## START DATA FOR PROCESSING
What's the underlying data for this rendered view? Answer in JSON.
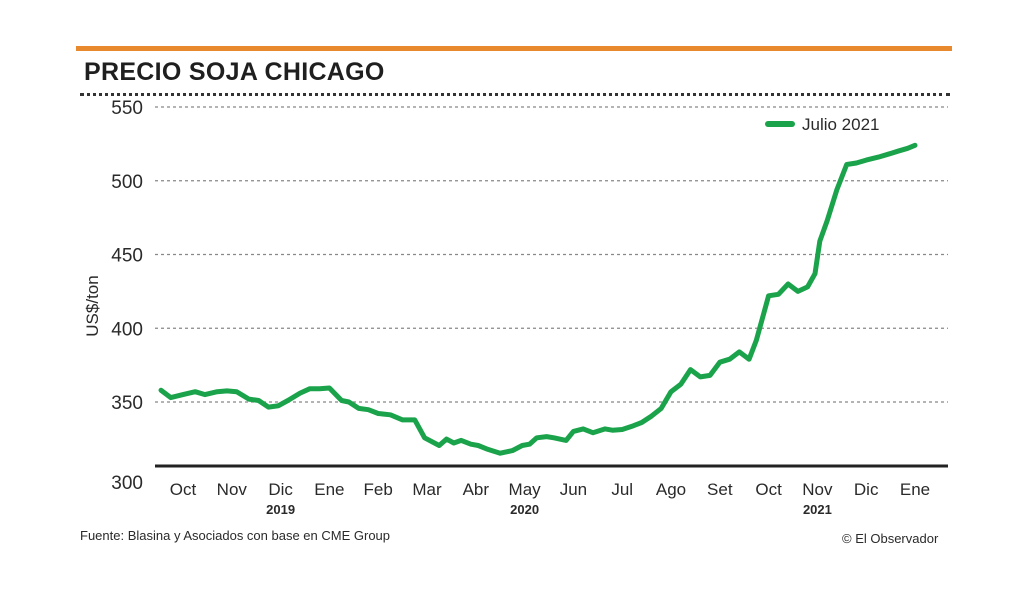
{
  "header": {
    "title": "PRECIO SOJA CHICAGO"
  },
  "footer": {
    "source": "Fuente: Blasina y Asociados con base en CME Group",
    "credit": "© El Observador"
  },
  "colors": {
    "accent": "#e8892e",
    "series": "#1aa34a",
    "grid": "#888888",
    "axis": "#2a2a2a"
  },
  "chart_data": {
    "type": "line",
    "title": "PRECIO SOJA CHICAGO",
    "ylabel": "US$/ton",
    "xlabel": "",
    "ylim": [
      300,
      550
    ],
    "yticks": [
      300,
      350,
      400,
      450,
      500,
      550
    ],
    "grid": true,
    "legend_position": "top-right",
    "x_ticks": [
      "Oct",
      "Nov",
      "Dic",
      "Ene",
      "Feb",
      "Mar",
      "Abr",
      "May",
      "Jun",
      "Jul",
      "Ago",
      "Set",
      "Oct",
      "Nov",
      "Dic",
      "Ene"
    ],
    "year_labels": [
      {
        "label": "2019",
        "at_tick": 2
      },
      {
        "label": "2020",
        "at_tick": 7
      },
      {
        "label": "2021",
        "at_tick": 13
      }
    ],
    "series": [
      {
        "name": "Julio 2021",
        "x": [
          -0.45,
          -0.25,
          0,
          0.25,
          0.45,
          0.7,
          0.9,
          1.1,
          1.35,
          1.55,
          1.75,
          1.95,
          2.15,
          2.4,
          2.6,
          2.8,
          3,
          3.25,
          3.4,
          3.6,
          3.8,
          4,
          4.25,
          4.5,
          4.75,
          4.95,
          5.25,
          5.4,
          5.55,
          5.7,
          5.9,
          6.05,
          6.25,
          6.5,
          6.75,
          6.95,
          7.1,
          7.25,
          7.45,
          7.6,
          7.85,
          8,
          8.2,
          8.4,
          8.65,
          8.8,
          9,
          9.2,
          9.4,
          9.6,
          9.8,
          10,
          10.2,
          10.4,
          10.6,
          10.8,
          11,
          11.2,
          11.4,
          11.6,
          11.75,
          12,
          12.2,
          12.4,
          12.6,
          12.8,
          12.95,
          13.05,
          13.2,
          13.4,
          13.6,
          13.8,
          14,
          14.25,
          14.45,
          14.65,
          14.85,
          15
        ],
        "values": [
          358,
          353,
          355,
          357,
          355,
          357,
          357.5,
          357,
          352,
          351,
          346,
          347,
          351,
          356,
          359,
          359,
          359.5,
          351,
          350,
          345,
          344,
          341,
          340,
          336,
          336,
          322,
          316,
          321,
          318,
          320,
          317,
          316,
          313,
          310,
          312,
          316,
          317,
          322,
          323,
          322,
          320,
          327,
          329,
          326,
          329,
          328,
          328.5,
          331,
          334,
          339,
          345,
          357,
          362,
          372,
          367,
          368,
          377,
          379,
          384,
          379,
          392,
          422,
          423,
          430,
          425,
          428,
          437,
          459,
          473,
          494,
          511,
          512,
          514,
          516,
          518,
          520,
          522,
          524
        ]
      }
    ]
  }
}
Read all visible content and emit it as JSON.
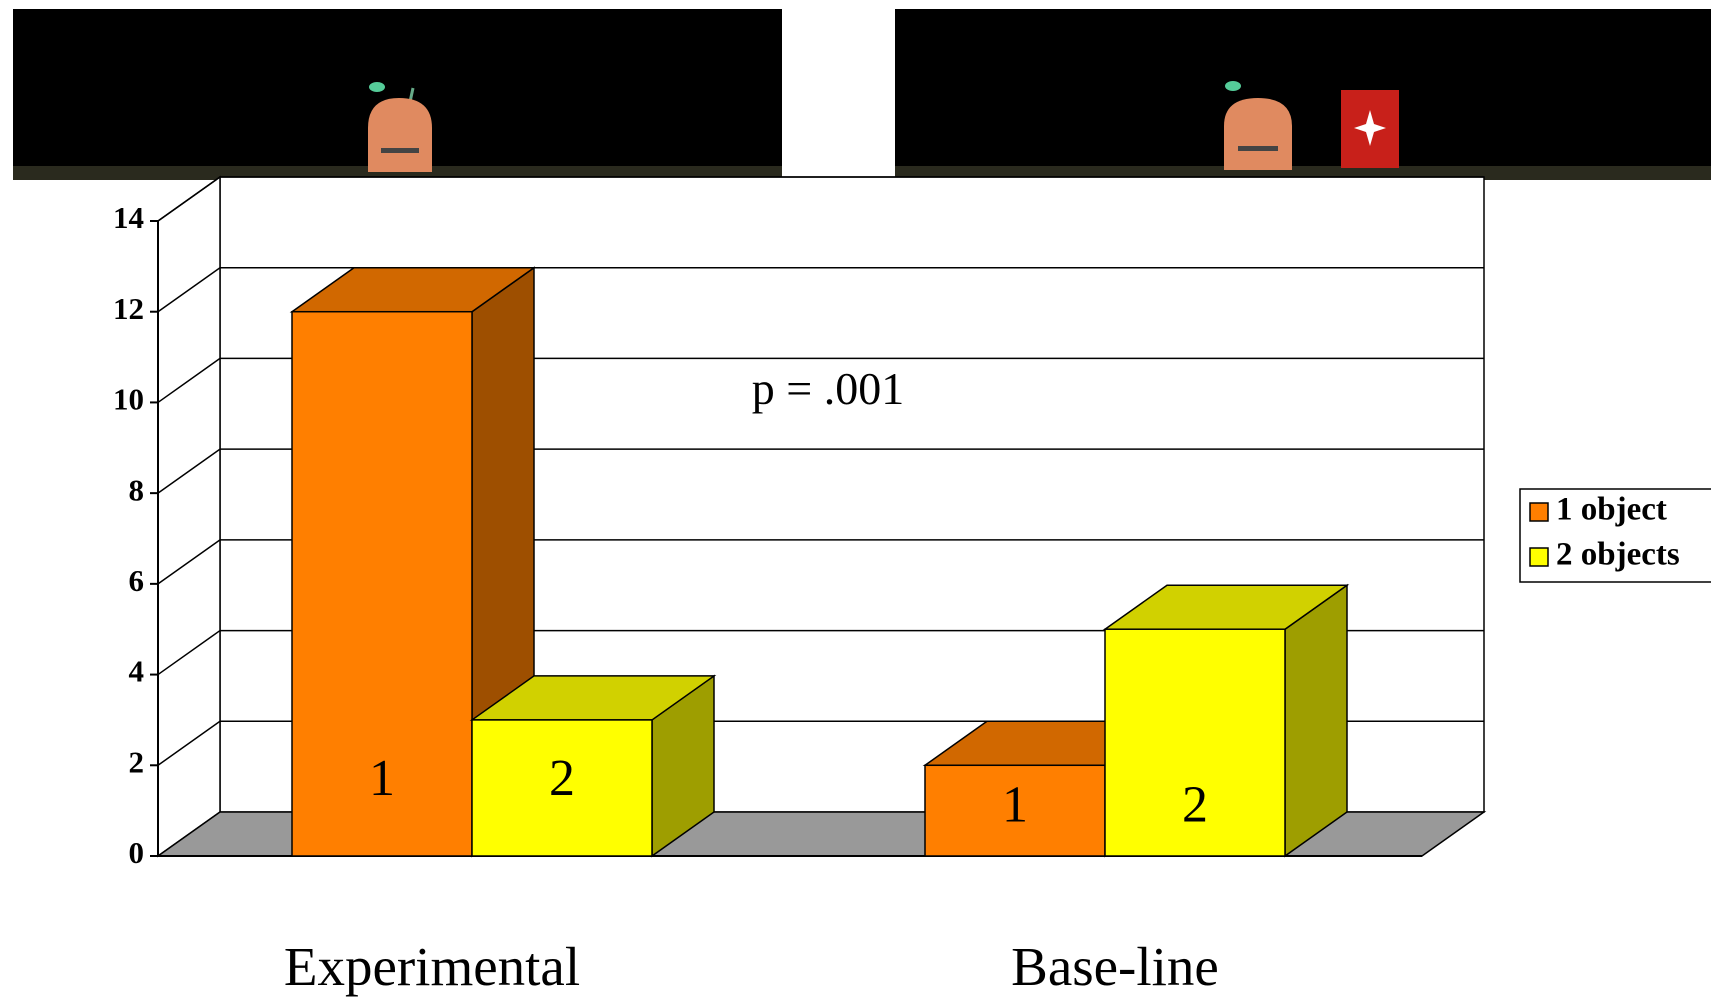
{
  "chart_data": {
    "type": "bar3d",
    "categories": [
      "Experimental",
      "Base-line"
    ],
    "series": [
      {
        "name": "1 object",
        "color": "#ff7f00",
        "values": [
          12,
          2
        ],
        "bar_label": "1"
      },
      {
        "name": "2 objects",
        "color": "#ffff00",
        "values": [
          3,
          5
        ],
        "bar_label": "2"
      }
    ],
    "annotation": "p = .001",
    "ylim": [
      0,
      14
    ],
    "yticks": [
      0,
      2,
      4,
      6,
      8,
      10,
      12,
      14
    ],
    "grid": true,
    "legend": "right"
  }
}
## END DATA FOR PROCESSING
▶ WHAT THIS TASK INVOLVES:
In the copy, include no pictures; restate the listing above exactly.

▶ TASK OUTPUT:
What's the underlying data for this rendered view? Answer in JSON.
{
  "header": {
    "title": "PRECIO SOJA CHICAGO"
  },
  "footer": {
    "source": "Fuente: Blasina y Asociados con base en CME Group",
    "credit": "© El Observador"
  },
  "colors": {
    "accent": "#e8892e",
    "series": "#1aa34a",
    "grid": "#888888",
    "axis": "#2a2a2a"
  },
  "chart_data": {
    "type": "line",
    "title": "PRECIO SOJA CHICAGO",
    "ylabel": "US$/ton",
    "xlabel": "",
    "ylim": [
      300,
      550
    ],
    "yticks": [
      300,
      350,
      400,
      450,
      500,
      550
    ],
    "grid": true,
    "legend_position": "top-right",
    "x_ticks": [
      "Oct",
      "Nov",
      "Dic",
      "Ene",
      "Feb",
      "Mar",
      "Abr",
      "May",
      "Jun",
      "Jul",
      "Ago",
      "Set",
      "Oct",
      "Nov",
      "Dic",
      "Ene"
    ],
    "year_labels": [
      {
        "label": "2019",
        "at_tick": 2
      },
      {
        "label": "2020",
        "at_tick": 7
      },
      {
        "label": "2021",
        "at_tick": 13
      }
    ],
    "series": [
      {
        "name": "Julio 2021",
        "x": [
          -0.45,
          -0.25,
          0,
          0.25,
          0.45,
          0.7,
          0.9,
          1.1,
          1.35,
          1.55,
          1.75,
          1.95,
          2.15,
          2.4,
          2.6,
          2.8,
          3,
          3.25,
          3.4,
          3.6,
          3.8,
          4,
          4.25,
          4.5,
          4.75,
          4.95,
          5.25,
          5.4,
          5.55,
          5.7,
          5.9,
          6.05,
          6.25,
          6.5,
          6.75,
          6.95,
          7.1,
          7.25,
          7.45,
          7.6,
          7.85,
          8,
          8.2,
          8.4,
          8.65,
          8.8,
          9,
          9.2,
          9.4,
          9.6,
          9.8,
          10,
          10.2,
          10.4,
          10.6,
          10.8,
          11,
          11.2,
          11.4,
          11.6,
          11.75,
          12,
          12.2,
          12.4,
          12.6,
          12.8,
          12.95,
          13.05,
          13.2,
          13.4,
          13.6,
          13.8,
          14,
          14.25,
          14.45,
          14.65,
          14.85,
          15
        ],
        "values": [
          358,
          353,
          355,
          357,
          355,
          357,
          357.5,
          357,
          352,
          351,
          346,
          347,
          351,
          356,
          359,
          359,
          359.5,
          351,
          350,
          345,
          344,
          341,
          340,
          336,
          336,
          322,
          316,
          321,
          318,
          320,
          317,
          316,
          313,
          310,
          312,
          316,
          317,
          322,
          323,
          322,
          320,
          327,
          329,
          326,
          329,
          328,
          328.5,
          331,
          334,
          339,
          345,
          357,
          362,
          372,
          367,
          368,
          377,
          379,
          384,
          379,
          392,
          422,
          423,
          430,
          425,
          428,
          437,
          459,
          473,
          494,
          511,
          512,
          514,
          516,
          518,
          520,
          522,
          524
        ]
      }
    ]
  }
}
Read all visible content and emit it as JSON.
{
  "chart_data": {
    "type": "bar3d",
    "categories": [
      "Experimental",
      "Base-line"
    ],
    "series": [
      {
        "name": "1 object",
        "color": "#ff7f00",
        "values": [
          12,
          2
        ],
        "bar_label": "1"
      },
      {
        "name": "2 objects",
        "color": "#ffff00",
        "values": [
          3,
          5
        ],
        "bar_label": "2"
      }
    ],
    "annotation": "p = .001",
    "ylim": [
      0,
      14
    ],
    "yticks": [
      0,
      2,
      4,
      6,
      8,
      10,
      12,
      14
    ],
    "grid": true,
    "legend": "right"
  }
}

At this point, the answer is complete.